• INSTRUCTION:
Reproduce every one of the following items line for line, without changing anything.

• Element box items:
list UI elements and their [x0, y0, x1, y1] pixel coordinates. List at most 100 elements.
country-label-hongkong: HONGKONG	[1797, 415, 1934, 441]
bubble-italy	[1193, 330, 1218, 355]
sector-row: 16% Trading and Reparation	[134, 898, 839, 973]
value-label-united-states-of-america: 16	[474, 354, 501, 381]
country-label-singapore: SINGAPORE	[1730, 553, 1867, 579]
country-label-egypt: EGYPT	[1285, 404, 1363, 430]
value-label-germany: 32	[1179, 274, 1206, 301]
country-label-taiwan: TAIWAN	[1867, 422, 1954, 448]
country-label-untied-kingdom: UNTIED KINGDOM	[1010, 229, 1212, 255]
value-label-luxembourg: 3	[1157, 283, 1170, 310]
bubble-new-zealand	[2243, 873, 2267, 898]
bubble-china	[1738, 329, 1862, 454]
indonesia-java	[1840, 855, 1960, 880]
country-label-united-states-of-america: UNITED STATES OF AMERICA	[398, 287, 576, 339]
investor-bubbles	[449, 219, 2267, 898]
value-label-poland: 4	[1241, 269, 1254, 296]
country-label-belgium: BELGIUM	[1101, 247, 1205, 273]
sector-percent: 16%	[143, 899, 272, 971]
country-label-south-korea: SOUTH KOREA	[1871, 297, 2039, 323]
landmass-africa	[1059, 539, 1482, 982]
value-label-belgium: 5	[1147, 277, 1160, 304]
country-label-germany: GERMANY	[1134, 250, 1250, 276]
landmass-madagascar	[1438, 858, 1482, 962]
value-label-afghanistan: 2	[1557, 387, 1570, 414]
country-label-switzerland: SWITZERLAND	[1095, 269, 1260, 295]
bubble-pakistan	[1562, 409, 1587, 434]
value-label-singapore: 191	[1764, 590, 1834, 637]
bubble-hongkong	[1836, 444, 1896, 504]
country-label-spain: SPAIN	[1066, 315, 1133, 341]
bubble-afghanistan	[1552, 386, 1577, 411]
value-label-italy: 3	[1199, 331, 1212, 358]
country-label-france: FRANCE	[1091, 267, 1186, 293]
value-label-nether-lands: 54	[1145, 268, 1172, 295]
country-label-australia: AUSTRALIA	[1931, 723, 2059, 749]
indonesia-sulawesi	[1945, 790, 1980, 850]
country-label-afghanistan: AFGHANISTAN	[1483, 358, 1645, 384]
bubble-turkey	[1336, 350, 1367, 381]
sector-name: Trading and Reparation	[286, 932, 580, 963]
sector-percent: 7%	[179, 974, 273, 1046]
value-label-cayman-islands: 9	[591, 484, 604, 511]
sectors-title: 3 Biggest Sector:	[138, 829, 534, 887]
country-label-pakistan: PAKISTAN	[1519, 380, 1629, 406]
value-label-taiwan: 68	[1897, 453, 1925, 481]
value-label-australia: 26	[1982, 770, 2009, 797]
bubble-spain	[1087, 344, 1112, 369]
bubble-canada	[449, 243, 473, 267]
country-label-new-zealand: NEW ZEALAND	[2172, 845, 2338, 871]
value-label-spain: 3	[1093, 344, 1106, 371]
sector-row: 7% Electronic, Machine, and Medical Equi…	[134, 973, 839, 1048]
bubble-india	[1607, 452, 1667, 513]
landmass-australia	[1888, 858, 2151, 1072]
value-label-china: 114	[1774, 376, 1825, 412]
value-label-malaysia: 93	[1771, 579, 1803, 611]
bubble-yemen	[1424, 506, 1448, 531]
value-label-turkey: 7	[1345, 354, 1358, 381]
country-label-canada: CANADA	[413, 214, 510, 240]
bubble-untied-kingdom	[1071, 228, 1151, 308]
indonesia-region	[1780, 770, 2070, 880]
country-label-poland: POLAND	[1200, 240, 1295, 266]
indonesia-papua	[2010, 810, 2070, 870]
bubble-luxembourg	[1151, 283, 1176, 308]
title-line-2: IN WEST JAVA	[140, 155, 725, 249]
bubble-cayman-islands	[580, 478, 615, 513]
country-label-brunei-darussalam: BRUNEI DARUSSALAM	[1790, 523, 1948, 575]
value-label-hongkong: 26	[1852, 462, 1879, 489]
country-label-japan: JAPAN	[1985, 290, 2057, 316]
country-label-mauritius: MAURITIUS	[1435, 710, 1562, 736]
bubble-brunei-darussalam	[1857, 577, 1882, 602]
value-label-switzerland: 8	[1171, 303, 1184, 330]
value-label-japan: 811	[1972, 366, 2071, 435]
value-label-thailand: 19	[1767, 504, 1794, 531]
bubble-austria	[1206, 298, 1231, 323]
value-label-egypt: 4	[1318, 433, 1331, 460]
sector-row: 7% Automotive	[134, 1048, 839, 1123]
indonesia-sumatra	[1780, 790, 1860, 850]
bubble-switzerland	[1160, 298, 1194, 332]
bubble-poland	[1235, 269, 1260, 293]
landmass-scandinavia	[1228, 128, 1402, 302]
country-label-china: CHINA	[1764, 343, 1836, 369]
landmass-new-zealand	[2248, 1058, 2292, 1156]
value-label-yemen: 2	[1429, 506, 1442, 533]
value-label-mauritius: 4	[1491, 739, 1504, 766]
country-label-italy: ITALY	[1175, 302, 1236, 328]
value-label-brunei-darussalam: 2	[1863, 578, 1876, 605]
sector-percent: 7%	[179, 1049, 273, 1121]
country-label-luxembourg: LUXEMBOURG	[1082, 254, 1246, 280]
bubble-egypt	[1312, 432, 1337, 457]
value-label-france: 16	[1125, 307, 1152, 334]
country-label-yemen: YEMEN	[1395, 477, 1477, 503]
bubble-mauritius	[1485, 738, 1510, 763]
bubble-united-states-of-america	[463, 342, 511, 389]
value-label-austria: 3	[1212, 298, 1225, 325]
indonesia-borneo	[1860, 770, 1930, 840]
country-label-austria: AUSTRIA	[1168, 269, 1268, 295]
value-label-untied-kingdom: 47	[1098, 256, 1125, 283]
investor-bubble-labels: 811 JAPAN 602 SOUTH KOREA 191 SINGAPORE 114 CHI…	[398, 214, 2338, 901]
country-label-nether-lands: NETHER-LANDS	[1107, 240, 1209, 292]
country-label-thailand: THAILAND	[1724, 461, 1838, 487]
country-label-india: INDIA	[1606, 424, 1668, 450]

• ANSWER TO THE TASK:
list UI elements and their [x0, y0, x1, y1] pixel coordinates. List at most 100 elements.
country-label-hongkong: HONGKONG	[1797, 415, 1934, 441]
bubble-italy	[1193, 330, 1218, 355]
sector-row: 16% Trading and Reparation	[134, 898, 839, 973]
value-label-united-states-of-america: 16	[474, 354, 501, 381]
country-label-singapore: SINGAPORE	[1730, 553, 1867, 579]
country-label-egypt: EGYPT	[1285, 404, 1363, 430]
value-label-germany: 32	[1179, 274, 1206, 301]
country-label-taiwan: TAIWAN	[1867, 422, 1954, 448]
country-label-untied-kingdom: UNTIED KINGDOM	[1010, 229, 1212, 255]
value-label-luxembourg: 3	[1157, 283, 1170, 310]
bubble-new-zealand	[2243, 873, 2267, 898]
bubble-china	[1738, 329, 1862, 454]
indonesia-java	[1840, 855, 1960, 880]
country-label-united-states-of-america: UNITED STATES OF AMERICA	[398, 287, 576, 339]
investor-bubbles	[449, 219, 2267, 898]
value-label-poland: 4	[1241, 269, 1254, 296]
country-label-belgium: BELGIUM	[1101, 247, 1205, 273]
sector-percent: 16%	[143, 899, 272, 971]
country-label-south-korea: SOUTH KOREA	[1871, 297, 2039, 323]
landmass-africa	[1059, 539, 1482, 982]
value-label-belgium: 5	[1147, 277, 1160, 304]
country-label-germany: GERMANY	[1134, 250, 1250, 276]
landmass-madagascar	[1438, 858, 1482, 962]
value-label-afghanistan: 2	[1557, 387, 1570, 414]
country-label-switzerland: SWITZERLAND	[1095, 269, 1260, 295]
bubble-pakistan	[1562, 409, 1587, 434]
value-label-singapore: 191	[1764, 590, 1834, 637]
bubble-hongkong	[1836, 444, 1896, 504]
country-label-spain: SPAIN	[1066, 315, 1133, 341]
bubble-afghanistan	[1552, 386, 1577, 411]
value-label-italy: 3	[1199, 331, 1212, 358]
country-label-france: FRANCE	[1091, 267, 1186, 293]
value-label-nether-lands: 54	[1145, 268, 1172, 295]
country-label-australia: AUSTRALIA	[1931, 723, 2059, 749]
indonesia-sulawesi	[1945, 790, 1980, 850]
country-label-afghanistan: AFGHANISTAN	[1483, 358, 1645, 384]
bubble-turkey	[1336, 350, 1367, 381]
sector-name: Trading and Reparation	[286, 932, 580, 963]
sector-percent: 7%	[179, 974, 273, 1046]
value-label-cayman-islands: 9	[591, 484, 604, 511]
sectors-title: 3 Biggest Sector:	[138, 829, 534, 887]
country-label-pakistan: PAKISTAN	[1519, 380, 1629, 406]
value-label-taiwan: 68	[1897, 453, 1925, 481]
value-label-australia: 26	[1982, 770, 2009, 797]
bubble-spain	[1087, 344, 1112, 369]
bubble-canada	[449, 243, 473, 267]
country-label-new-zealand: NEW ZEALAND	[2172, 845, 2338, 871]
value-label-spain: 3	[1093, 344, 1106, 371]
sector-row: 7% Electronic, Machine, and Medical Equi…	[134, 973, 839, 1048]
bubble-india	[1607, 452, 1667, 513]
landmass-australia	[1888, 858, 2151, 1072]
value-label-china: 114	[1774, 376, 1825, 412]
value-label-malaysia: 93	[1771, 579, 1803, 611]
bubble-yemen	[1424, 506, 1448, 531]
value-label-turkey: 7	[1345, 354, 1358, 381]
country-label-canada: CANADA	[413, 214, 510, 240]
bubble-untied-kingdom	[1071, 228, 1151, 308]
indonesia-region	[1780, 770, 2070, 880]
country-label-poland: POLAND	[1200, 240, 1295, 266]
indonesia-papua	[2010, 810, 2070, 870]
bubble-luxembourg	[1151, 283, 1176, 308]
title-line-2: IN WEST JAVA	[140, 155, 725, 249]
bubble-cayman-islands	[580, 478, 615, 513]
country-label-brunei-darussalam: BRUNEI DARUSSALAM	[1790, 523, 1948, 575]
value-label-hongkong: 26	[1852, 462, 1879, 489]
country-label-japan: JAPAN	[1985, 290, 2057, 316]
country-label-mauritius: MAURITIUS	[1435, 710, 1562, 736]
bubble-brunei-darussalam	[1857, 577, 1882, 602]
value-label-switzerland: 8	[1171, 303, 1184, 330]
value-label-japan: 811	[1972, 366, 2071, 435]
value-label-thailand: 19	[1767, 504, 1794, 531]
bubble-austria	[1206, 298, 1231, 323]
value-label-egypt: 4	[1318, 433, 1331, 460]
sector-row: 7% Automotive	[134, 1048, 839, 1123]
indonesia-sumatra	[1780, 790, 1860, 850]
bubble-switzerland	[1160, 298, 1194, 332]
bubble-poland	[1235, 269, 1260, 293]
landmass-scandinavia	[1228, 128, 1402, 302]
country-label-china: CHINA	[1764, 343, 1836, 369]
landmass-new-zealand	[2248, 1058, 2292, 1156]
value-label-yemen: 2	[1429, 506, 1442, 533]
value-label-mauritius: 4	[1491, 739, 1504, 766]
country-label-italy: ITALY	[1175, 302, 1236, 328]
value-label-brunei-darussalam: 2	[1863, 578, 1876, 605]
sector-percent: 7%	[179, 1049, 273, 1121]
country-label-luxembourg: LUXEMBOURG	[1082, 254, 1246, 280]
bubble-egypt	[1312, 432, 1337, 457]
value-label-france: 16	[1125, 307, 1152, 334]
country-label-yemen: YEMEN	[1395, 477, 1477, 503]
bubble-mauritius	[1485, 738, 1510, 763]
bubble-united-states-of-america	[463, 342, 511, 389]
value-label-austria: 3	[1212, 298, 1225, 325]
indonesia-borneo	[1860, 770, 1930, 840]
country-label-austria: AUSTRIA	[1168, 269, 1268, 295]
value-label-untied-kingdom: 47	[1098, 256, 1125, 283]
investor-bubble-labels: 811 JAPAN 602 SOUTH KOREA 191 SINGAPORE 114 CHI…	[398, 214, 2338, 901]
country-label-nether-lands: NETHER-LANDS	[1107, 240, 1209, 292]
country-label-thailand: THAILAND	[1724, 461, 1838, 487]
country-label-india: INDIA	[1606, 424, 1668, 450]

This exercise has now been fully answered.